• AIM OF THE TASK: Return all entries precisely as they stand, without the images.

(Extracts from a graphics dataset)
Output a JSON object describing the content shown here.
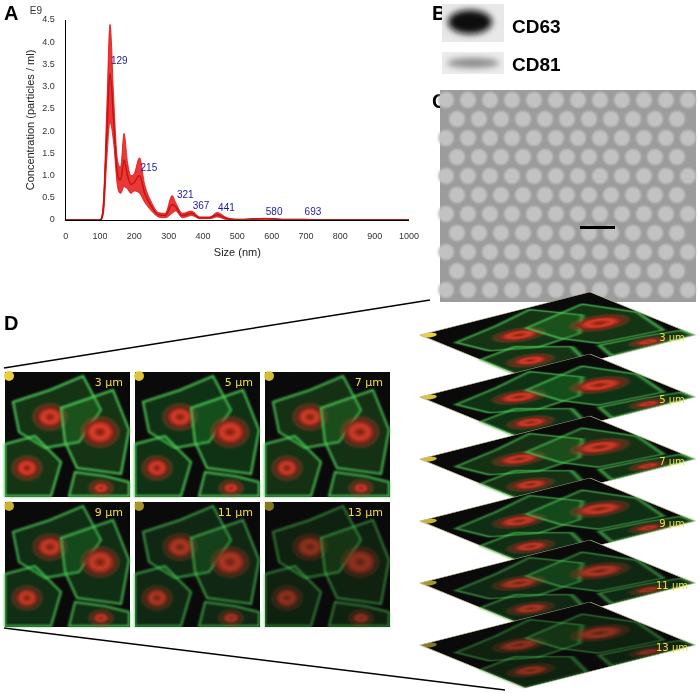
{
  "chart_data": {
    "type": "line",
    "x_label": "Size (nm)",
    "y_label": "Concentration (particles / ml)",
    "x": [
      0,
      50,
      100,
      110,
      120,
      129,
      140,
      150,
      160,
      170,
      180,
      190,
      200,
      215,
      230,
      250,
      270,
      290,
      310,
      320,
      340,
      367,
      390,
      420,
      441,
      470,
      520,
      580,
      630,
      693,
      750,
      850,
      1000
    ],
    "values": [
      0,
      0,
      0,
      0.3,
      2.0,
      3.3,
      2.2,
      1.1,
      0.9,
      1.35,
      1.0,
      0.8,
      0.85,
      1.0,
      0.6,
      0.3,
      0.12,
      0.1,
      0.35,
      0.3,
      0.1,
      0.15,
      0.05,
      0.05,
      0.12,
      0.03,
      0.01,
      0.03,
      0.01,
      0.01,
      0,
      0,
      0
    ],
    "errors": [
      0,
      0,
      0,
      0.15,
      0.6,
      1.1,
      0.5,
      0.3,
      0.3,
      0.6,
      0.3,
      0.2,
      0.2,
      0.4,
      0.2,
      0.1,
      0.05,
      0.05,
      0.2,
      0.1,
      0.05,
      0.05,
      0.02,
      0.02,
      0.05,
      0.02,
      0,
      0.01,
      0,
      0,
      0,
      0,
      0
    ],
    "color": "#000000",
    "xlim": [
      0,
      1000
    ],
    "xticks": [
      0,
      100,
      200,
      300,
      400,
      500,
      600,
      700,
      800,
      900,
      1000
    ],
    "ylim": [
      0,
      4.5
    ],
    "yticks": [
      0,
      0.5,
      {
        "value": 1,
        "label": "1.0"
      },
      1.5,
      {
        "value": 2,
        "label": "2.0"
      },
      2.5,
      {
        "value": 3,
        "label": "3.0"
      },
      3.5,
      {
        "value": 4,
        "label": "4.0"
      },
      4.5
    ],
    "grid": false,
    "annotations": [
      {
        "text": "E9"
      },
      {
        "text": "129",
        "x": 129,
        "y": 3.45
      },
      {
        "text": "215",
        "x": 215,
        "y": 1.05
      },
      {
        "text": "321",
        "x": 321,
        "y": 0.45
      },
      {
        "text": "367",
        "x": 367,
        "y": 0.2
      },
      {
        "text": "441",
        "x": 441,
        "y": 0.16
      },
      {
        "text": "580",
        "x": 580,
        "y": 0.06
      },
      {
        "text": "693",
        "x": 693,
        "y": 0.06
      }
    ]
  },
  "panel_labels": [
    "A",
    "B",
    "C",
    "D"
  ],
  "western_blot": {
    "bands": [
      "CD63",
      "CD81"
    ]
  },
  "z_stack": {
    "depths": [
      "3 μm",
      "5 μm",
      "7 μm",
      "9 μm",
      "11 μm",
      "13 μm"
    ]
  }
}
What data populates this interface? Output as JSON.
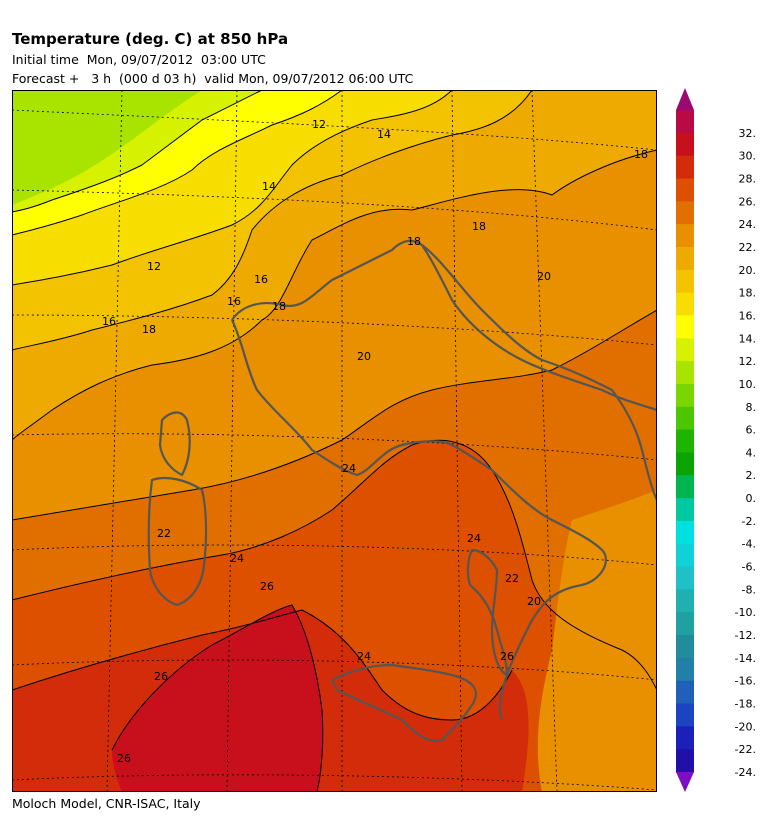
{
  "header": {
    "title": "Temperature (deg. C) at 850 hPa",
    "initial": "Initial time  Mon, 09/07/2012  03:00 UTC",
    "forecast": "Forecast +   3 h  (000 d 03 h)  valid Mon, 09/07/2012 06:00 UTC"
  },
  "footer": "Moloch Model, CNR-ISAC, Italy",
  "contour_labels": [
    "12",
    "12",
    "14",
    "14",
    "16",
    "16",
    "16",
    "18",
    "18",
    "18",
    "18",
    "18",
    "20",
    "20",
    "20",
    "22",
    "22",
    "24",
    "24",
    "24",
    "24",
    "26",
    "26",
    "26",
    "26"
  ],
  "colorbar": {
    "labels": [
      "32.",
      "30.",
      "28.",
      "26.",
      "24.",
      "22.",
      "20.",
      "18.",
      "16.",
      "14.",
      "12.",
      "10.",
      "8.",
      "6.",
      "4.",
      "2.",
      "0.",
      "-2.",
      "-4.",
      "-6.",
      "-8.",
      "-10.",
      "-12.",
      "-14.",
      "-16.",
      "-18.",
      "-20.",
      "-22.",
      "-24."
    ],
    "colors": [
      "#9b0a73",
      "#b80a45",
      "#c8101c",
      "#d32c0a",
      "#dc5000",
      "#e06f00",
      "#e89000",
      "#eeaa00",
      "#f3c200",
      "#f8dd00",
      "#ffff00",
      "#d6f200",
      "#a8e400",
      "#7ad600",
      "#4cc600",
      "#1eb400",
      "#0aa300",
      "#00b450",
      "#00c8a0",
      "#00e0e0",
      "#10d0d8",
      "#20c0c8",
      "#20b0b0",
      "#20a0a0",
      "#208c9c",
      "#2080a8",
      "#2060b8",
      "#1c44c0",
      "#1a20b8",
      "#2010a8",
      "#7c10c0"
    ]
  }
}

• SOLUTION BELOW:
Output a JSON object describing the content shown here.
{
  "chart_data": {
    "type": "line",
    "x_label": "Size (nm)",
    "y_label": "Concentration (particles / ml)",
    "x": [
      0,
      50,
      100,
      110,
      120,
      129,
      140,
      150,
      160,
      170,
      180,
      190,
      200,
      215,
      230,
      250,
      270,
      290,
      310,
      320,
      340,
      367,
      390,
      420,
      441,
      470,
      520,
      580,
      630,
      693,
      750,
      850,
      1000
    ],
    "values": [
      0,
      0,
      0,
      0.3,
      2.0,
      3.3,
      2.2,
      1.1,
      0.9,
      1.35,
      1.0,
      0.8,
      0.85,
      1.0,
      0.6,
      0.3,
      0.12,
      0.1,
      0.35,
      0.3,
      0.1,
      0.15,
      0.05,
      0.05,
      0.12,
      0.03,
      0.01,
      0.03,
      0.01,
      0.01,
      0,
      0,
      0
    ],
    "errors": [
      0,
      0,
      0,
      0.15,
      0.6,
      1.1,
      0.5,
      0.3,
      0.3,
      0.6,
      0.3,
      0.2,
      0.2,
      0.4,
      0.2,
      0.1,
      0.05,
      0.05,
      0.2,
      0.1,
      0.05,
      0.05,
      0.02,
      0.02,
      0.05,
      0.02,
      0,
      0.01,
      0,
      0,
      0,
      0,
      0
    ],
    "color": "#000000",
    "xlim": [
      0,
      1000
    ],
    "xticks": [
      0,
      100,
      200,
      300,
      400,
      500,
      600,
      700,
      800,
      900,
      1000
    ],
    "ylim": [
      0,
      4.5
    ],
    "yticks": [
      0,
      0.5,
      {
        "value": 1,
        "label": "1.0"
      },
      1.5,
      {
        "value": 2,
        "label": "2.0"
      },
      2.5,
      {
        "value": 3,
        "label": "3.0"
      },
      3.5,
      {
        "value": 4,
        "label": "4.0"
      },
      4.5
    ],
    "grid": false,
    "annotations": [
      {
        "text": "E9"
      },
      {
        "text": "129",
        "x": 129,
        "y": 3.45
      },
      {
        "text": "215",
        "x": 215,
        "y": 1.05
      },
      {
        "text": "321",
        "x": 321,
        "y": 0.45
      },
      {
        "text": "367",
        "x": 367,
        "y": 0.2
      },
      {
        "text": "441",
        "x": 441,
        "y": 0.16
      },
      {
        "text": "580",
        "x": 580,
        "y": 0.06
      },
      {
        "text": "693",
        "x": 693,
        "y": 0.06
      }
    ]
  },
  "panel_labels": [
    "A",
    "B",
    "C",
    "D"
  ],
  "western_blot": {
    "bands": [
      "CD63",
      "CD81"
    ]
  },
  "z_stack": {
    "depths": [
      "3 μm",
      "5 μm",
      "7 μm",
      "9 μm",
      "11 μm",
      "13 μm"
    ]
  }
}
What data populates this interface? Output as JSON.
{
  "header": {
    "title": "Temperature (deg. C) at 850 hPa",
    "initial": "Initial time  Mon, 09/07/2012  03:00 UTC",
    "forecast": "Forecast +   3 h  (000 d 03 h)  valid Mon, 09/07/2012 06:00 UTC"
  },
  "footer": "Moloch Model, CNR-ISAC, Italy",
  "contour_labels": [
    "12",
    "12",
    "14",
    "14",
    "16",
    "16",
    "16",
    "18",
    "18",
    "18",
    "18",
    "18",
    "20",
    "20",
    "20",
    "22",
    "22",
    "24",
    "24",
    "24",
    "24",
    "26",
    "26",
    "26",
    "26"
  ],
  "colorbar": {
    "labels": [
      "32.",
      "30.",
      "28.",
      "26.",
      "24.",
      "22.",
      "20.",
      "18.",
      "16.",
      "14.",
      "12.",
      "10.",
      "8.",
      "6.",
      "4.",
      "2.",
      "0.",
      "-2.",
      "-4.",
      "-6.",
      "-8.",
      "-10.",
      "-12.",
      "-14.",
      "-16.",
      "-18.",
      "-20.",
      "-22.",
      "-24."
    ],
    "colors": [
      "#9b0a73",
      "#b80a45",
      "#c8101c",
      "#d32c0a",
      "#dc5000",
      "#e06f00",
      "#e89000",
      "#eeaa00",
      "#f3c200",
      "#f8dd00",
      "#ffff00",
      "#d6f200",
      "#a8e400",
      "#7ad600",
      "#4cc600",
      "#1eb400",
      "#0aa300",
      "#00b450",
      "#00c8a0",
      "#00e0e0",
      "#10d0d8",
      "#20c0c8",
      "#20b0b0",
      "#20a0a0",
      "#208c9c",
      "#2080a8",
      "#2060b8",
      "#1c44c0",
      "#1a20b8",
      "#2010a8",
      "#7c10c0"
    ]
  }
}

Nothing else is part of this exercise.